▶ Quoted text
━━━━

Short history of API | From cabinet to big BOOM (2024)

The exact history of API thanks to which you will learn what an application programming interface API is, and learn about the origins of this term. Check how the API definition has evolved since 1989 when the first API was created, and why it is believed that the first foundations for API were laid in 1968.

Short history of API | From cabinet to big BOOM (3)

Let’s go back about 80 years because the history of API started with the fact that in the beginning there was a cabinet and catalogue in it

Maurice Wilkes and David Wheeler were British computer scientists who in the 1940s had been working on a modular software library for the von Neumann-based EDSAC computer. During this process they created what we would call today the first API documentation. Even though this documentation differed technically and visually from modern API documentations, most of the historians of technology consider it a kind of prototype.

How did it look like? Wilkes and Wheeler stored the subroutines of their software modular library in the form of perforated paper tape that they kept in a filing cabinet. In the same cabinet there was also a library catalogue — notes about each program and instructions how to use them. In other words, there was some sort of a guidebook in the Wilkes and Wheeler catalogue that instructed the programmer on how to use the program they needed, and more precisely, how to request exactly the concrete part of it.

The first official specification of Wilkes and Wheeler software appeared in the book by Wilkes and Wheeler, The Preparation of Programs for an Electronic Digital Computer, which was published in 1951. You can read the full book HERE.

━━━━

▶ Recorded information

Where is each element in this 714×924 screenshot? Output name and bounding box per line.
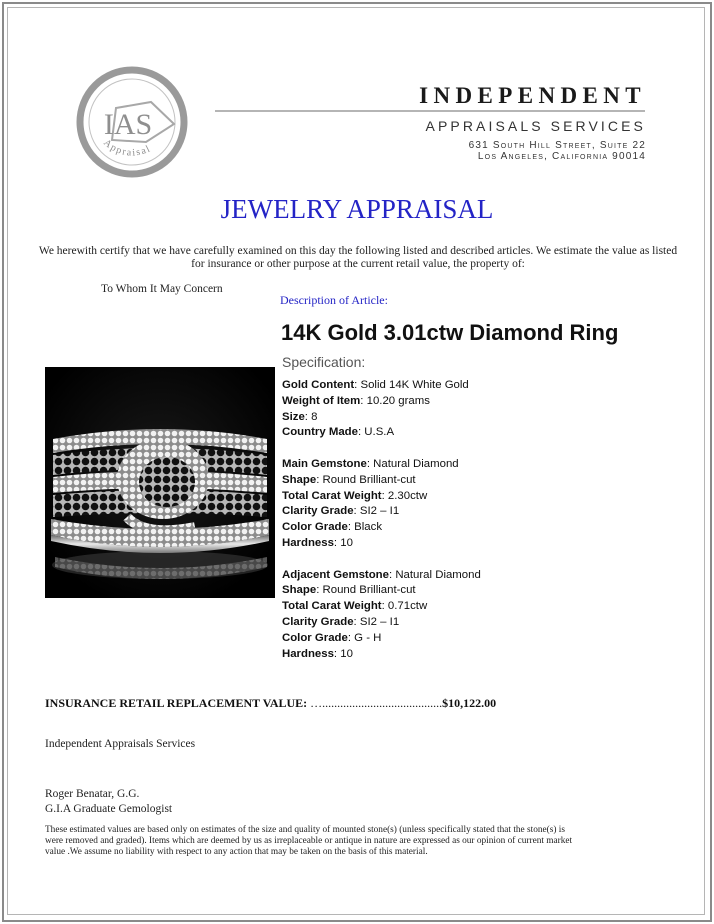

━━━━

▶ Directives
- A) Answer the following from the API history text:
(i) For which computer were Wilkes and Wheeler building their modular software library?
(ii) In what physical form did they store the subroutines of that library?
(iii) What is the title of the book, published in 1951, that contained the first official specification of their software?
- B) Continue the text on the history of APIs, starting right after its final sentence.

▶ Set of answers
- A)
(i) The von Neumann-based EDSAC computer.
(ii) As perforated paper tape, kept in a filing cabinet.
(iii) The Preparation of Programs for an Electronic Digital Computer.

- B)
For this reason Maurice Wilkes and David Wheeler are sometimes considered API precursors, but it is not entirely clear to whom exactly the merit for the invention of API can be credited. It is worth mentioning that these two did not call their interface the term “API” then, because the official API as a term of the application programming interface appeared a little later in the 60s and 70s of the 20th century.

History of API 1968–1999 — developing definition

API was first described in scientific literature in 1968 in the article Data structures and techniques for remote computer graphics by Ira W. Cotton and Frank S. Greatorex, which was presented at the AFIPS (American Federation of Information Processing Societes) conference. You can read the article HERE.

A few years later in 1974, the term “API” was introduced to the field of databases in The Relational and Network Approaches: Comparison of the Application Programming Interface by CJ Date, and thus the API became part of the ANSI / SPARC architecture (American National Standards Institute / Standards Planning And Requirements Committee) for database management systems. You can read the article HERE.

This event caused a kind of technological avalanche and led to the emergence of more and more APIs that supported all programming languages. The result is the definition of API from 1990 made by Carl Malamud:

“API = a set of services available to a programmer for performing certain tasks”

The next stage of API evolution as a web-based application programming interface was presented by Roy Fielding in his PhD dissertation Architectural Styles and the Design of Network-based Software Architectures at the University of California in 2000. You can read this dissertation HERE.

Fielding contrasted the new thinking about API, understood as a Web Application Programming Interfaces or WebAPI, with the traditional concept, i.e. API based on a library. Fielding’s dissertation is a valuable source of knowledge about APIs used for parsing XML and JSON files that gained widespread commercial use in the early 21st century.

The first modern API put to use was the Salesforce API, which was launched by this company during the IDG Demo conference on February 7, 2000.

In 2001, thanks to Tim Berners-Lee, API profited another value — a network of semantic links, thanks to which it is possible to transform API into an open data interface. All this thanks to the data openness levels, which we wrote about in a separate article HERE.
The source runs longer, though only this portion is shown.